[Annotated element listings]
#####

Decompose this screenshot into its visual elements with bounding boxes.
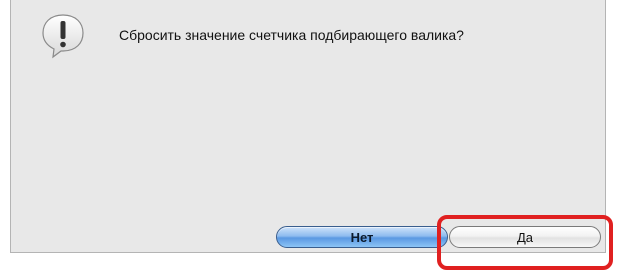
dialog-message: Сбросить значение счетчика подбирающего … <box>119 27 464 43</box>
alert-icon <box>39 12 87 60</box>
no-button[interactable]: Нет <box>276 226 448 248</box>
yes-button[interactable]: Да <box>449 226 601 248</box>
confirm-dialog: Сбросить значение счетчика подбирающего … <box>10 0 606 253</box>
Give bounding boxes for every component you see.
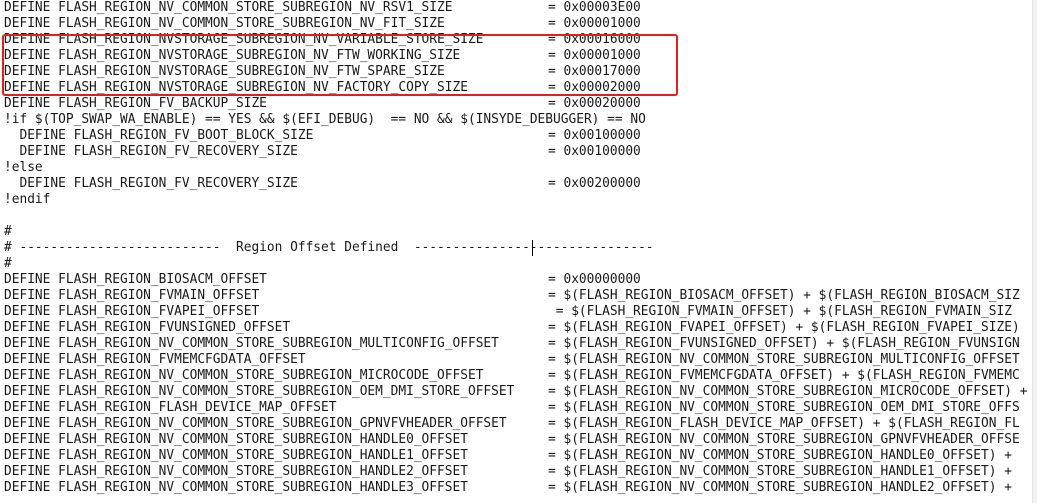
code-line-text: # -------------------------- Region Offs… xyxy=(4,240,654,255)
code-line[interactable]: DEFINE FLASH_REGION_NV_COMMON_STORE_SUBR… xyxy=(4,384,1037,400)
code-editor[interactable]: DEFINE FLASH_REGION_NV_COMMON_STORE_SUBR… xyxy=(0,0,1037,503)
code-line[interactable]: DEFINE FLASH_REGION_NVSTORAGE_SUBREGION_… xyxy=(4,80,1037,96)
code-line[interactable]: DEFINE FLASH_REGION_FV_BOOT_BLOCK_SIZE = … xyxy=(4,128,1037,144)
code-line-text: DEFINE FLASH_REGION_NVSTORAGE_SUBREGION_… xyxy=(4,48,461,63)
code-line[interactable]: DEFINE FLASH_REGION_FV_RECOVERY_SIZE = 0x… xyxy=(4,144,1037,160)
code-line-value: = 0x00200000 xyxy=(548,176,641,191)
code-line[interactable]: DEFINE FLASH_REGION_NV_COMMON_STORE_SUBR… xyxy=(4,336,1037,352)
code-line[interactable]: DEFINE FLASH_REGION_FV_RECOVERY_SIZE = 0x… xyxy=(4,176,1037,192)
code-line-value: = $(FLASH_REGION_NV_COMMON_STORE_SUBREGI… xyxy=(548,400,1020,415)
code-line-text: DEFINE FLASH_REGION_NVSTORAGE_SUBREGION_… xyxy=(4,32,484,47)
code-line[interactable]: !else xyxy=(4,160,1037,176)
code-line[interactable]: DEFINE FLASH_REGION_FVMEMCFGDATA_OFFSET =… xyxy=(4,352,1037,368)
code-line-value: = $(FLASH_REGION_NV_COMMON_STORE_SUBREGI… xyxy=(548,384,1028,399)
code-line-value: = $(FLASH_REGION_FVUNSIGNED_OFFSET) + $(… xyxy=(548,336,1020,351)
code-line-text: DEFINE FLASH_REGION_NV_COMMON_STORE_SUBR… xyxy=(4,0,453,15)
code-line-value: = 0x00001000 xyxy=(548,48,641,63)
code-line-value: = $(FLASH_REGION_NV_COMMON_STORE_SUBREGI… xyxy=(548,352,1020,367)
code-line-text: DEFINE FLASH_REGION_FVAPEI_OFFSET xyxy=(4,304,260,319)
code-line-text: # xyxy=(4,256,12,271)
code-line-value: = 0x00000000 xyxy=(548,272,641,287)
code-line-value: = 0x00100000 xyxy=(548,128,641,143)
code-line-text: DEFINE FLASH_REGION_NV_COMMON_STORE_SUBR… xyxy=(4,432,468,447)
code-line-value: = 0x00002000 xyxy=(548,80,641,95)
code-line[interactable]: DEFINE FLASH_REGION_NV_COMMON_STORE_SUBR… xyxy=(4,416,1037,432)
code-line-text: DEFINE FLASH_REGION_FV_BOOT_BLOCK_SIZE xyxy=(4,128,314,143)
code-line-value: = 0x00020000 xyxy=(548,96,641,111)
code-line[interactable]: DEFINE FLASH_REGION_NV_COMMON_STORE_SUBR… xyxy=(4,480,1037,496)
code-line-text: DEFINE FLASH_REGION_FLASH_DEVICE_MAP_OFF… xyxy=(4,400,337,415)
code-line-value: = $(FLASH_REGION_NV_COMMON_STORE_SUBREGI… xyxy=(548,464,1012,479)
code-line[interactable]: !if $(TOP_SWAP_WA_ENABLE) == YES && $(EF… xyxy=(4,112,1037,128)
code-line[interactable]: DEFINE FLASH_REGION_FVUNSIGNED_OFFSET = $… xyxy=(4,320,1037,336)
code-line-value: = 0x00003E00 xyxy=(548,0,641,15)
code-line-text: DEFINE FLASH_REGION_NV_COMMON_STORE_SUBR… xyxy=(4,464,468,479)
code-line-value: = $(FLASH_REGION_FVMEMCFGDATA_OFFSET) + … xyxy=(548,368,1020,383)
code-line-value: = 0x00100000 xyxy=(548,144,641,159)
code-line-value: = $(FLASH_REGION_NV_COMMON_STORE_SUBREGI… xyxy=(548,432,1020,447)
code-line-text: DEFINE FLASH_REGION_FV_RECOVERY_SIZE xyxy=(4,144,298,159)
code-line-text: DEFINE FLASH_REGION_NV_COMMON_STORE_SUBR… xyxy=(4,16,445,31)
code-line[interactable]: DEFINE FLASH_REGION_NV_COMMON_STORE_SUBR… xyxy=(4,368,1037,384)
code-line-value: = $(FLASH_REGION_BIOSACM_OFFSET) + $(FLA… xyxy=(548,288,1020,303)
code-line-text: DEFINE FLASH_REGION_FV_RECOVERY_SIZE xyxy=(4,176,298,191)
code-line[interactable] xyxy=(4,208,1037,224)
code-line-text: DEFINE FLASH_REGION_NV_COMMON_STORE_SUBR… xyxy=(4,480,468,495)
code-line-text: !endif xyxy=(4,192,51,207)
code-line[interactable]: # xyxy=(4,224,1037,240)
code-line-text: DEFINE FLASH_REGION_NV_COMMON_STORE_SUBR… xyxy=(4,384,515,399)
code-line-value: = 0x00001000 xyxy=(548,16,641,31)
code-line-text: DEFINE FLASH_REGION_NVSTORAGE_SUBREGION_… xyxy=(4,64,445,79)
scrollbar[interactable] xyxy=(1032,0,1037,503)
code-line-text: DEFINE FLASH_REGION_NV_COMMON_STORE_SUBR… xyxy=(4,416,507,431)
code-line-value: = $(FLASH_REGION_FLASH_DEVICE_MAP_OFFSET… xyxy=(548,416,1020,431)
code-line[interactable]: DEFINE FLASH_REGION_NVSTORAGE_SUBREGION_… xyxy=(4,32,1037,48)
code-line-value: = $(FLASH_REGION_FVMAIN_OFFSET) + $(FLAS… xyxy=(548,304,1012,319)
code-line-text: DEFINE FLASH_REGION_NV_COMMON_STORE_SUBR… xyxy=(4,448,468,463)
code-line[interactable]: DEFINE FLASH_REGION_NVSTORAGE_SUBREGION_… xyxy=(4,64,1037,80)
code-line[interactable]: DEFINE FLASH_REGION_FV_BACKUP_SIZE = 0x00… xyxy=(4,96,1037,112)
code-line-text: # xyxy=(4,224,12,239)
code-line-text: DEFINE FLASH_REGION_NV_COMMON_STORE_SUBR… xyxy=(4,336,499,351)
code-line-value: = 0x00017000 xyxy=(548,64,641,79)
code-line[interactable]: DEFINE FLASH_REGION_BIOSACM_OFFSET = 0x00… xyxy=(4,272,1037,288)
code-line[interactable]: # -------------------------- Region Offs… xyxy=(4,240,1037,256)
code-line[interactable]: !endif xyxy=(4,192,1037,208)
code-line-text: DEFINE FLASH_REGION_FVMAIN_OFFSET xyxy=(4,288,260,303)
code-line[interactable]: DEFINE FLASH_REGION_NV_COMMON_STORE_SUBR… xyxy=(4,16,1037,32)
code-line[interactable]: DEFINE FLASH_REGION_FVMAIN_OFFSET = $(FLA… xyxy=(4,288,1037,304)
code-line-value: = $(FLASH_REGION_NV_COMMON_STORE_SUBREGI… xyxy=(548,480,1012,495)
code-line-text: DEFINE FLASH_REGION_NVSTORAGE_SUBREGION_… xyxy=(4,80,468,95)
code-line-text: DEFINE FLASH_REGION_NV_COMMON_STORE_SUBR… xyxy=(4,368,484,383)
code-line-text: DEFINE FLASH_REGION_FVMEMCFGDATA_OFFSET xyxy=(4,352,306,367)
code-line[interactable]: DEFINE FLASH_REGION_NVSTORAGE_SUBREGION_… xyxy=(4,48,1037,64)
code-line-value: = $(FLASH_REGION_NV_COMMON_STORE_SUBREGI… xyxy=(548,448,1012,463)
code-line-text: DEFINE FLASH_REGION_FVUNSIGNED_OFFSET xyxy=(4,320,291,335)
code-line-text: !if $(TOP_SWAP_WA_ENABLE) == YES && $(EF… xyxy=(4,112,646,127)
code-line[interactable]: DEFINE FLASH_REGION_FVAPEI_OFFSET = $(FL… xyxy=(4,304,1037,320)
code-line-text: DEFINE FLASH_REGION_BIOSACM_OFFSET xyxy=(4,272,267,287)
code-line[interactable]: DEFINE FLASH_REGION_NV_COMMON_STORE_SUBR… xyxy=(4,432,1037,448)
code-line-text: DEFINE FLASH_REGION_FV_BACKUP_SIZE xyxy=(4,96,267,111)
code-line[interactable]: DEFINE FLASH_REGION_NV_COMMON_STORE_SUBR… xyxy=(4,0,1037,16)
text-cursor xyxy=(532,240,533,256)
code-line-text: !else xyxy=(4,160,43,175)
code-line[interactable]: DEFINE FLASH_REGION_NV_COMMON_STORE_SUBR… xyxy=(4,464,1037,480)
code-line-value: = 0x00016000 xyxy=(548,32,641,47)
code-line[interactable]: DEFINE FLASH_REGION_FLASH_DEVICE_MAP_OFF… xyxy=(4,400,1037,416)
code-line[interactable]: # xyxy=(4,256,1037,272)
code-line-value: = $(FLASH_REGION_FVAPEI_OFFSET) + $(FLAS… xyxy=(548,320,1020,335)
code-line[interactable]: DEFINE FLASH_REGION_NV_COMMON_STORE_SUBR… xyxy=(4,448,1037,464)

#####

Exercise brief ▸ Return, word for word, the lines of the material from the one containing "dialog-message: Сбросить значение" through the one containing "Give bounding boxes", including both of those lines.

Output of the exercise ▸
dialog-message: Сбросить значение счетчика подбирающего … <box>119 27 464 43</box>
alert-icon <box>39 12 87 60</box>
no-button[interactable]: Нет <box>276 226 448 248</box>
yes-button[interactable]: Да <box>449 226 601 248</box>
confirm-dialog: Сбросить значение счетчика подбирающего … <box>10 0 606 253</box>
Give bounding boxes for every component you see.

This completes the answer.